PROVIDED RECORDS:
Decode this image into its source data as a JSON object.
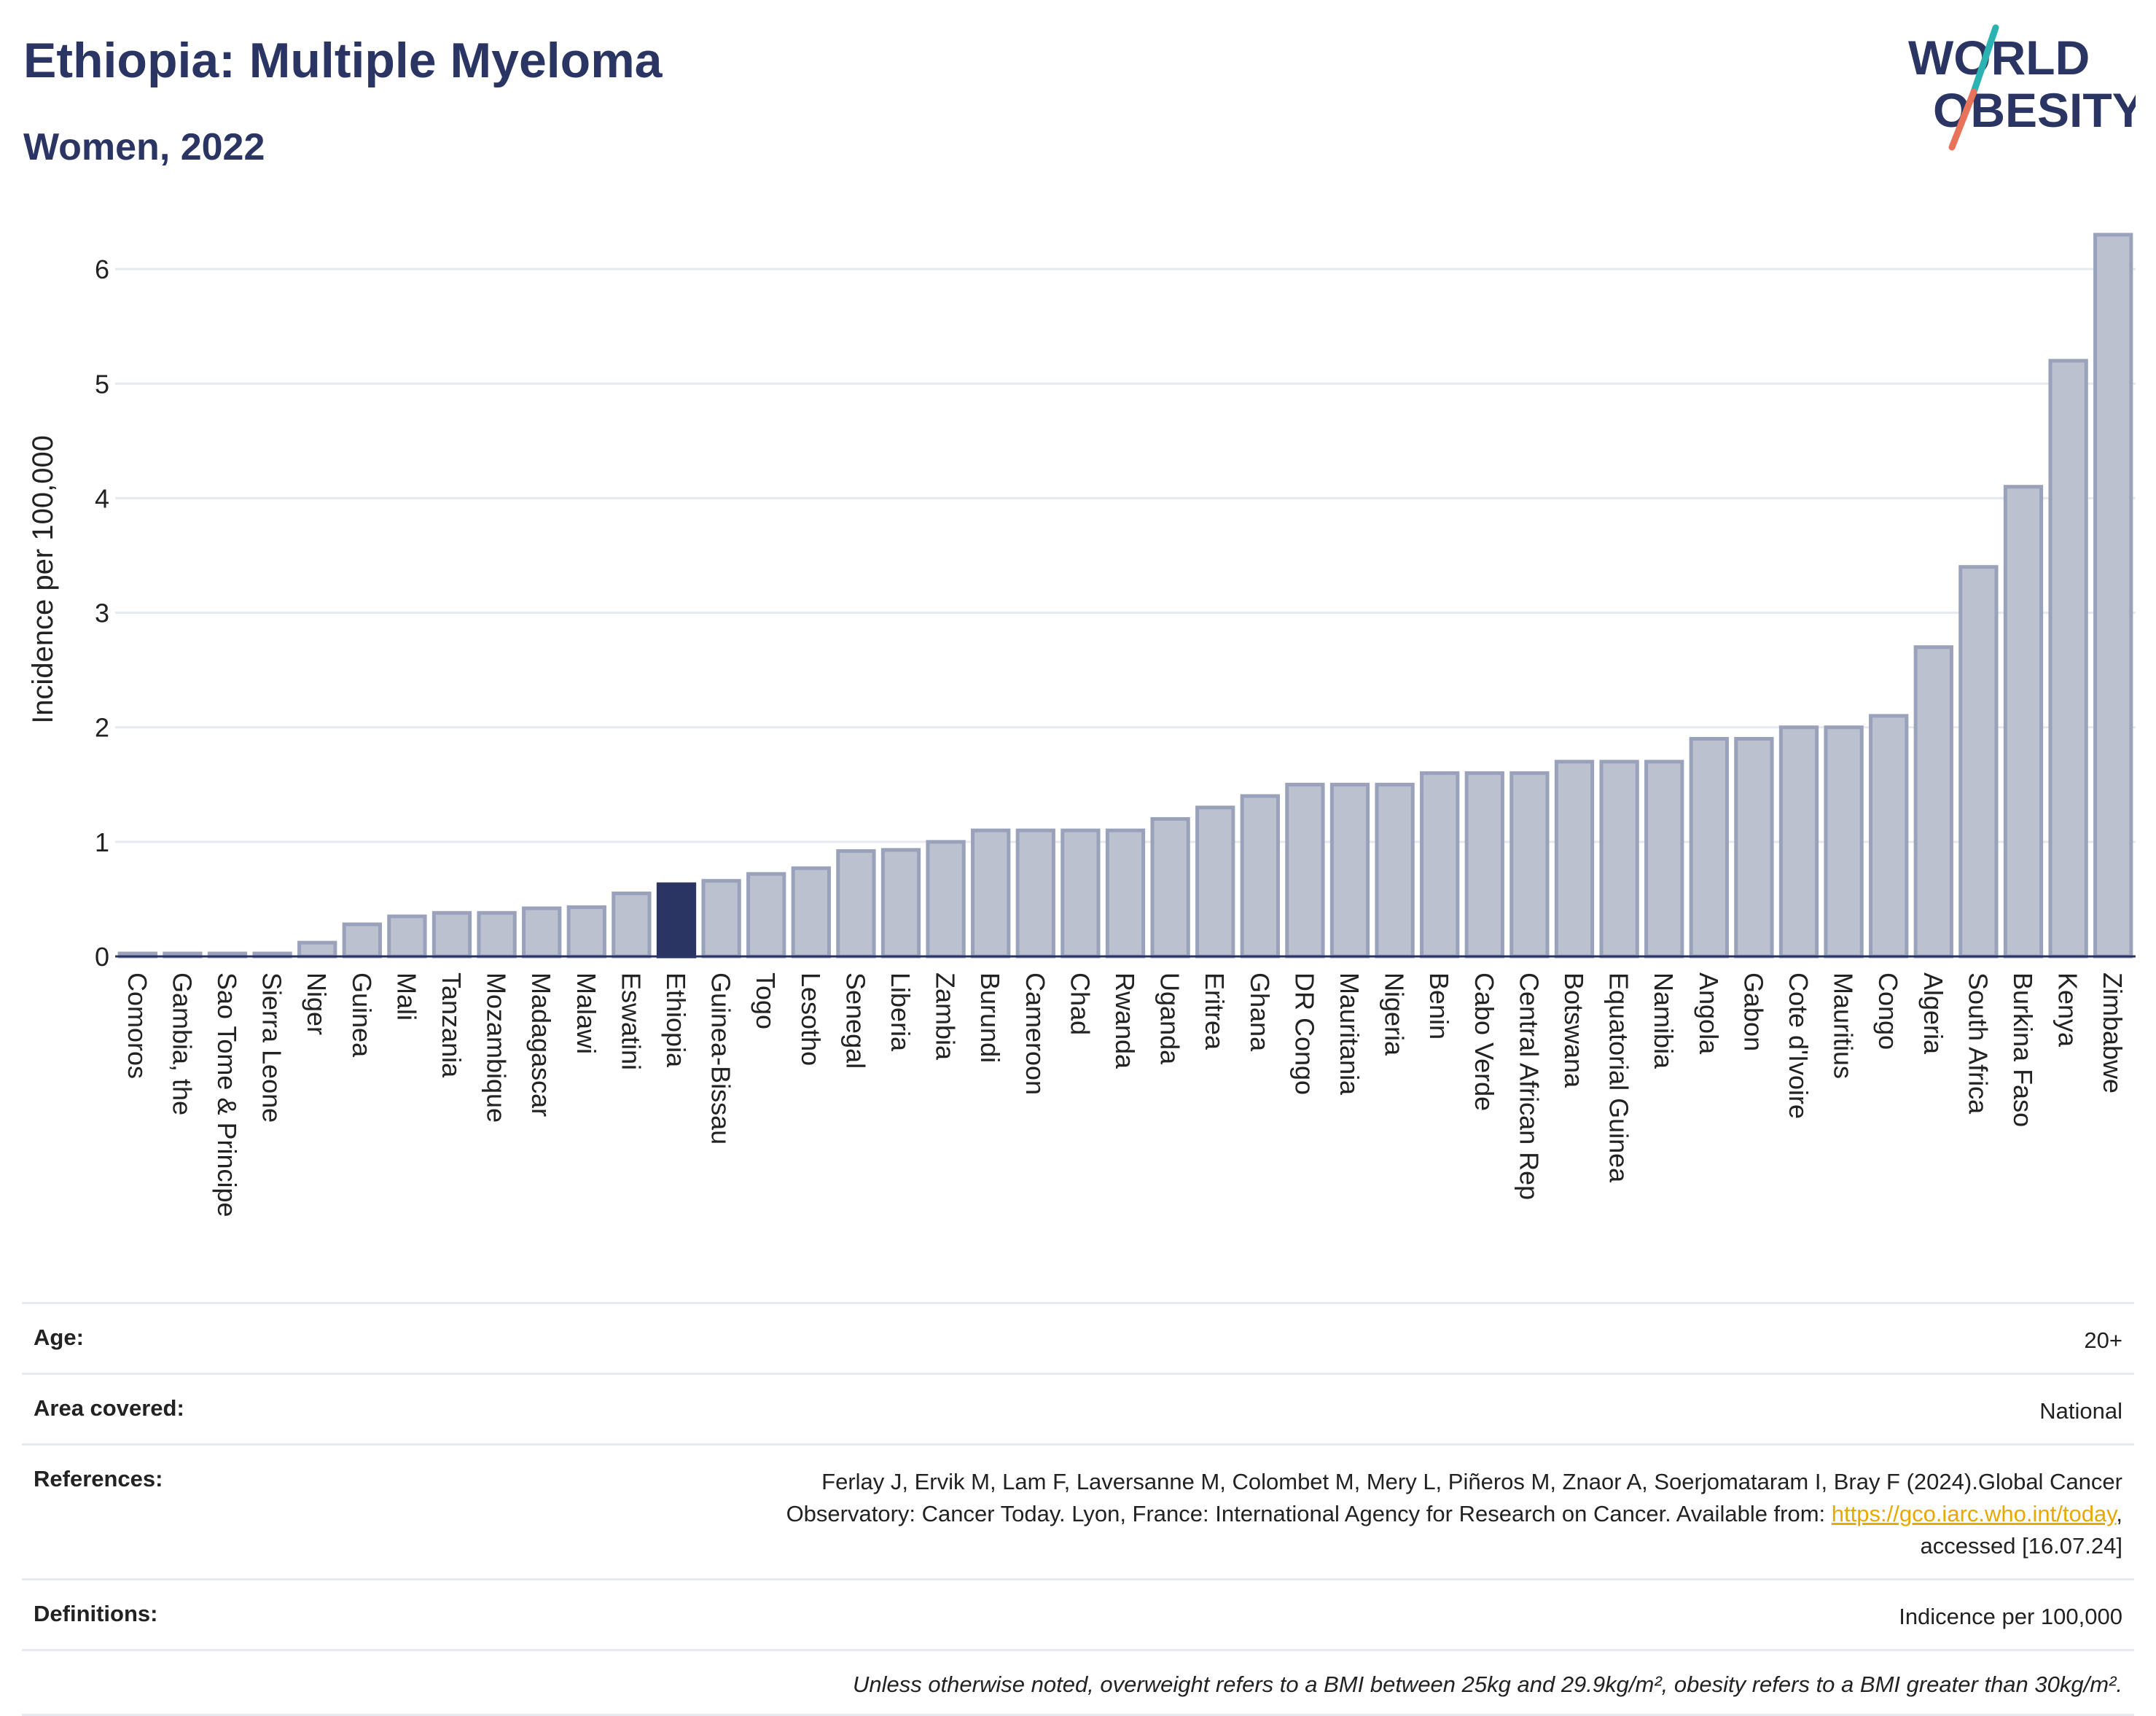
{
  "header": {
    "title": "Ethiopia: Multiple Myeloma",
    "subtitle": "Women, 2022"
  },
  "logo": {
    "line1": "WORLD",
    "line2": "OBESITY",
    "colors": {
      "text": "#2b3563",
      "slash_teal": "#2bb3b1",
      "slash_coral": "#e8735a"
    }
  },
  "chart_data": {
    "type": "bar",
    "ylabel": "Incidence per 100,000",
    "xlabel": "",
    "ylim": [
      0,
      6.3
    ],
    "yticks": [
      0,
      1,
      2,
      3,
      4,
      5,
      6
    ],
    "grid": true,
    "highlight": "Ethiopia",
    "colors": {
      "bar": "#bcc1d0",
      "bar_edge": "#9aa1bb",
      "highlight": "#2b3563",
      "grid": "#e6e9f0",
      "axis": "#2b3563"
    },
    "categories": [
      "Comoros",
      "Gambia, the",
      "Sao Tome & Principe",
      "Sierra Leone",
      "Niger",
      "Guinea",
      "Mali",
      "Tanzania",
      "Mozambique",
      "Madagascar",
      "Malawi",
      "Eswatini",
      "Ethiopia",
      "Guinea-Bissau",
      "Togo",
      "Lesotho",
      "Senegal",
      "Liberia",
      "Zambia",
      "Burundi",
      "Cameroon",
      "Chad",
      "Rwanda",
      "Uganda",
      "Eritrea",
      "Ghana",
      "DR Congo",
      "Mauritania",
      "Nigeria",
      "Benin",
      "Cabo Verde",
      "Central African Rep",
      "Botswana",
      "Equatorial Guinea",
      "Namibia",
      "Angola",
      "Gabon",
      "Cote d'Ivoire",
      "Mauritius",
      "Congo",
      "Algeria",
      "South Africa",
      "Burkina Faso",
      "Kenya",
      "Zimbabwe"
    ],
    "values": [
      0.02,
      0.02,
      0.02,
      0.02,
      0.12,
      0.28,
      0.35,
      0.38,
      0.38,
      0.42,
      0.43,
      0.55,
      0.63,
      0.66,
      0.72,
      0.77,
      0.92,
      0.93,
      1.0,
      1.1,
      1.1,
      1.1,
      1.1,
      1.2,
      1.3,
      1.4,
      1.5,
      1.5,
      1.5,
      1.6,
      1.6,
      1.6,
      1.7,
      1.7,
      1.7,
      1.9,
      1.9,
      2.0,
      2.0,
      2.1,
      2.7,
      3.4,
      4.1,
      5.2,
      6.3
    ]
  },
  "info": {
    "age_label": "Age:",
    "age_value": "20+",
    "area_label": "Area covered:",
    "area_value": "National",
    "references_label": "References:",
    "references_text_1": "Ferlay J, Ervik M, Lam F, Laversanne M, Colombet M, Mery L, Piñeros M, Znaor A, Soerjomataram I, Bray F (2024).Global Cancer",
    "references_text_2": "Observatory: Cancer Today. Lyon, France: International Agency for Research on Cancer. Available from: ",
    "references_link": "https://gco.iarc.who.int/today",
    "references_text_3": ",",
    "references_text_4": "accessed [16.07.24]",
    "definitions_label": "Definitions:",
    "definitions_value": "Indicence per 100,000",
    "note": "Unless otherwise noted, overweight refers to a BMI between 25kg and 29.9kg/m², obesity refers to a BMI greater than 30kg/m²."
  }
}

TASK OBJECTIVE: Find how many lines include the string "Cancer" and report that number alone.

PROBLEM SOLUTION: 2